### REQUIRED TASK
Copy out all the lines where "JSON" shows up.
= = = = =
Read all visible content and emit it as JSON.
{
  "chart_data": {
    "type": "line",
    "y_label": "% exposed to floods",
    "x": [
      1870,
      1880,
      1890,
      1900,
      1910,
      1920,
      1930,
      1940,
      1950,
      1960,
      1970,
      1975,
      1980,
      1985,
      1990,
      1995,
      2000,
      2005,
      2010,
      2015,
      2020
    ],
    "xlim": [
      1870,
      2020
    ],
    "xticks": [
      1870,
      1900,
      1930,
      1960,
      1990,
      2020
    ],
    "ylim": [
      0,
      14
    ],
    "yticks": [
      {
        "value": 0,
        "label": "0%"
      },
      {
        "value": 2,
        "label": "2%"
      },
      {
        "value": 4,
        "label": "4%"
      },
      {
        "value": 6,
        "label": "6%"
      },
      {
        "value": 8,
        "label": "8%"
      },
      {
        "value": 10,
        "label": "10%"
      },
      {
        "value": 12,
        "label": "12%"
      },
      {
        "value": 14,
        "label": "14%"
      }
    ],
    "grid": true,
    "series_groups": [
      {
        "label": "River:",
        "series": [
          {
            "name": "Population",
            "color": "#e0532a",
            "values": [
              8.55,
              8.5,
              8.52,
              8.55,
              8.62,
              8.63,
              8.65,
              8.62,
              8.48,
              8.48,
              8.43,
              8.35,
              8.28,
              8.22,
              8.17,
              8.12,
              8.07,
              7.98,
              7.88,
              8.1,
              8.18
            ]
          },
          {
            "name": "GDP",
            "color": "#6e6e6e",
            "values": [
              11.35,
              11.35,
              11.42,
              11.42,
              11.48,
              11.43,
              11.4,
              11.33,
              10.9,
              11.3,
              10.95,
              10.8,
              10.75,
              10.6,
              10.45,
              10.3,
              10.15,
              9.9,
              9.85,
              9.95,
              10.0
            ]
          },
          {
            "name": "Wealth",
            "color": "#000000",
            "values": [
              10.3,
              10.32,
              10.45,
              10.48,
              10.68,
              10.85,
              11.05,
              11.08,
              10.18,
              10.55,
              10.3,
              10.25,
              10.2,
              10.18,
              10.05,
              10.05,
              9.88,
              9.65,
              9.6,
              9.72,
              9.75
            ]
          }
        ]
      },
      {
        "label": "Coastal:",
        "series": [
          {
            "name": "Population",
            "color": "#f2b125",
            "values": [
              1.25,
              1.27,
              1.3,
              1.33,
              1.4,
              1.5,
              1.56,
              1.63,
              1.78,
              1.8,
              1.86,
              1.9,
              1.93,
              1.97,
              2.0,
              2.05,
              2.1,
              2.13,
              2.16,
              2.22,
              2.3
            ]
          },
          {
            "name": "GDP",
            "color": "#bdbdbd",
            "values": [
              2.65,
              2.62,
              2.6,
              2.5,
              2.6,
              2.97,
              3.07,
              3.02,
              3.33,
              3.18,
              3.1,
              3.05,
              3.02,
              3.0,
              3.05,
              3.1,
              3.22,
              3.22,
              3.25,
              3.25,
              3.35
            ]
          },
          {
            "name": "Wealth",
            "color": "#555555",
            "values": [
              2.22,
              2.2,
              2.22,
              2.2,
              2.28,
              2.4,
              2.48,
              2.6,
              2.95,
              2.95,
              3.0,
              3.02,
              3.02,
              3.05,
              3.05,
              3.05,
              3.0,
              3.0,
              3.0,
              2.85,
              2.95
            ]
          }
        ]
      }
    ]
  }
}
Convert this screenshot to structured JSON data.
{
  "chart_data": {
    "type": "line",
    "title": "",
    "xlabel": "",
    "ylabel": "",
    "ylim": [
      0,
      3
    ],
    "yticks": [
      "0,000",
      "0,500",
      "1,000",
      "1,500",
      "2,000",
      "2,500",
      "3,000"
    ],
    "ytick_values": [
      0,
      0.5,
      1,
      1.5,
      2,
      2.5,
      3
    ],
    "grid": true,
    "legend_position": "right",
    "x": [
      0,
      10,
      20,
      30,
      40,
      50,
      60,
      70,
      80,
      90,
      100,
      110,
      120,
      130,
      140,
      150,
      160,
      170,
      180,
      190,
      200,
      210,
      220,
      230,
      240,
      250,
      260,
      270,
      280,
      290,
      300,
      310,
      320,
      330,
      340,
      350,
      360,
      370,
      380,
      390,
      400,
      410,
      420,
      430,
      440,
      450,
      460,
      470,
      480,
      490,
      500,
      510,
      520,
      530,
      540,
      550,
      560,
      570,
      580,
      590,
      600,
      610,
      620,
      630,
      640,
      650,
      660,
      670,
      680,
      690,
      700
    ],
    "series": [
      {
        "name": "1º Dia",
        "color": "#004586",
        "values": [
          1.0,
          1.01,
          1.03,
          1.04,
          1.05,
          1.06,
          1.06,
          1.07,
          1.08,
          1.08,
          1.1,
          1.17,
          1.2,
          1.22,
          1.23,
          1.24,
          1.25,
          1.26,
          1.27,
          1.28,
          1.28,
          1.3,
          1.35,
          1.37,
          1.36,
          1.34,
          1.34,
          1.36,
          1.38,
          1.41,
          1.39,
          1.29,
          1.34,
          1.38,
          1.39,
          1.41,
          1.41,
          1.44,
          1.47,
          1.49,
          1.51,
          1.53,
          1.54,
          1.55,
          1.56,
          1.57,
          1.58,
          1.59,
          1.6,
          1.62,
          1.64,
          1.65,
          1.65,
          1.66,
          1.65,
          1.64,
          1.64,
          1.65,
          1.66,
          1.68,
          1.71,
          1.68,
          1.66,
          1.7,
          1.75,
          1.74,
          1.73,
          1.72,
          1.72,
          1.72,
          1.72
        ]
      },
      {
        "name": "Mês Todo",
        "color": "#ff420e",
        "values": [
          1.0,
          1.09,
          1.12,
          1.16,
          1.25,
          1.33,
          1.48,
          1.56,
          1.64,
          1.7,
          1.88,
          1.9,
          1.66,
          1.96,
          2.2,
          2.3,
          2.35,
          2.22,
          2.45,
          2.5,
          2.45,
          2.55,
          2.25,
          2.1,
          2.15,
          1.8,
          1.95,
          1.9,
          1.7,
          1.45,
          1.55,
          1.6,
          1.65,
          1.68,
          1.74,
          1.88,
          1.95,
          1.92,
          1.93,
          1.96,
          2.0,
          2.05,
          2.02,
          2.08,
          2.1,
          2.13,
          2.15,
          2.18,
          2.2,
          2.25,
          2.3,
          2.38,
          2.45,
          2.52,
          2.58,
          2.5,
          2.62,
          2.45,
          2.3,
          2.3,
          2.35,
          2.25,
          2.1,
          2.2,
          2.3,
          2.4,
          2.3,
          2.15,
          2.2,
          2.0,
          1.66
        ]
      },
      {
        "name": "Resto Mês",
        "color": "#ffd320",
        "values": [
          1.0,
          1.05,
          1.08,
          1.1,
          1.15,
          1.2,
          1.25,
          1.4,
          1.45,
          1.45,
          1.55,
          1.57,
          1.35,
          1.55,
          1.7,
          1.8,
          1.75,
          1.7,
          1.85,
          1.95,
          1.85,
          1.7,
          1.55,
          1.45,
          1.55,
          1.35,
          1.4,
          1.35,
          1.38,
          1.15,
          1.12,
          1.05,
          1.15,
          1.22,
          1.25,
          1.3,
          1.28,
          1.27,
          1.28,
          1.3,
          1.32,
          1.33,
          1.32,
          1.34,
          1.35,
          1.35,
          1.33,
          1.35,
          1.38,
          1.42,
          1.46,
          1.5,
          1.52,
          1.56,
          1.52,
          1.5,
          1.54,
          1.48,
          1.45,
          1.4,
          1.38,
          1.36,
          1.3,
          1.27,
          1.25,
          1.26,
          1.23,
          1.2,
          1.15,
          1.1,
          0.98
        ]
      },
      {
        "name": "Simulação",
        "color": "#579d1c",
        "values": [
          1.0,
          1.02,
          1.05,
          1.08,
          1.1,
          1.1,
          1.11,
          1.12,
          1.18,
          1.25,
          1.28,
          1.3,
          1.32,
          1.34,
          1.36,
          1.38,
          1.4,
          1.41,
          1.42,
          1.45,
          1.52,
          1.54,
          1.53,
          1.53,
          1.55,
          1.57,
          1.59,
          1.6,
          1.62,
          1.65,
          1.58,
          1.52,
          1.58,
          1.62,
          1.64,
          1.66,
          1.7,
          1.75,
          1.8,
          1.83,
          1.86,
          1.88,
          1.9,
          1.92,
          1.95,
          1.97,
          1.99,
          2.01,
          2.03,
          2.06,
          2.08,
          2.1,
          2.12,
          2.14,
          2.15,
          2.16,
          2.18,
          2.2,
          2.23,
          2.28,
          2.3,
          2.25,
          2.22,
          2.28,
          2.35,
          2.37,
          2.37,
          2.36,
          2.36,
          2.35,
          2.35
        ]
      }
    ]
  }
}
= = = = =
### ANSWER TO THE EXERCISE
Read all visible content and emit it as JSON.
Convert this screenshot to structured JSON data.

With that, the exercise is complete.